Problem set:
1. From the torque question, print the passage starting at "In two dimensions, angular" and ending at "of signs here?".
2. Translate this sentence from the torque question into Spanish: "This should lead to a counter-clockwise spin."
3. According to the passage quoted in the torque question, when is the sign of angular acceleration conventionally taken to be positive?

─── Text provided ───

How to get from torque to angular acceleration?

Question

Wikipedia says:

In two dimensions, angular acceleration is a number with plus or minus sign indicating orientation, but not pointing in a direction. The sign is conventionally taken to be positive if the angular speed increases in the counter-clockwise direction or decreases in the clockwise direction, and the sign is taken negative if the angular speed increases in the clockwise direction or decreases in the counter-clockwise direction.

But how do I find out if the angular speed increases in clockwise or counter-clockwise direction?

For example, I have a torque of {<-0.49497476, 0.070710614>} and a moment arm of {<-0.5, -3.5>}. This should lead to a counter-clockwise spin. On the other hand, a torque of {<0.49497476, 0.070710614>} and a moment arm of {<0.5, -3.5>} should lead to a clockwise spin. What I'm missing is probably the right combination of signs here?

─── Source material ───

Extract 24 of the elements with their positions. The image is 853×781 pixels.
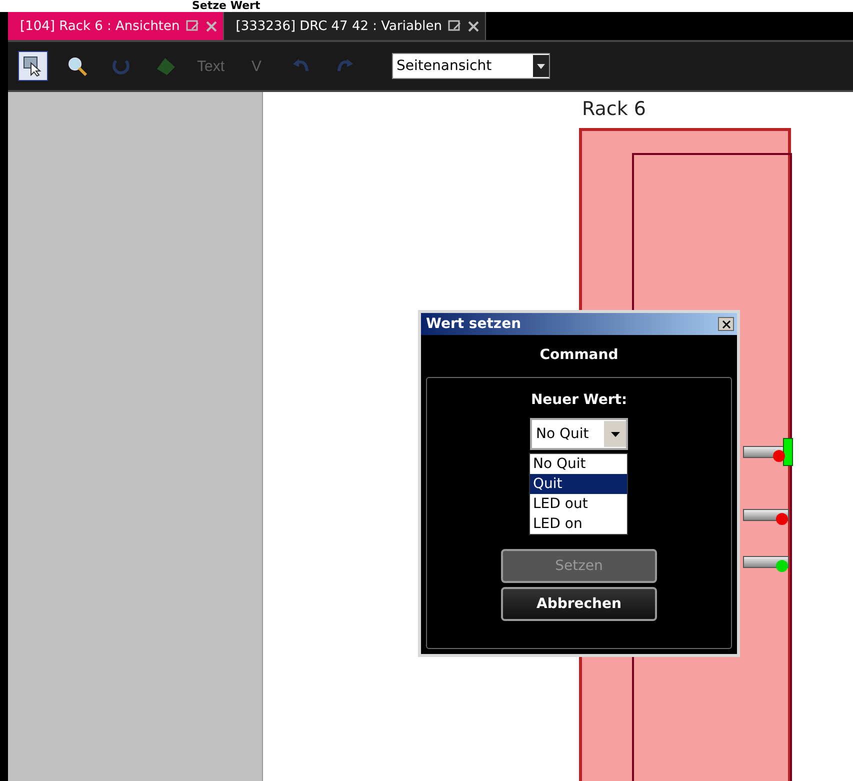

───

Task-by-task outputs:
1.
In two dimensions, angular acceleration is a number with plus or minus sign indicating orientation, but not pointing in a direction. The sign is conventionally taken to be positive if the angular speed increases in the counter-clockwise direction or decreases in the clockwise direction, and the sign is taken negative if the angular speed increases in the clockwise direction or decreases in the counter-clockwise direction.

But how do I find out if the angular speed increases in clockwise or counter-clockwise direction?

For example, I have a torque of {<-0.49497476, 0.070710614>} and a moment arm of {<-0.5, -3.5>}. This should lead to a counter-clockwise spin. On the other hand, a torque of {<0.49497476, 0.070710614>} and a moment arm of {<0.5, -3.5>} should lead to a clockwise spin. What I'm missing is probably the right combination of signs here?

2. Esto debería producir un giro en sentido antihorario.

3. When the angular speed increases in the counter-clockwise direction or decreases in the clockwise direction.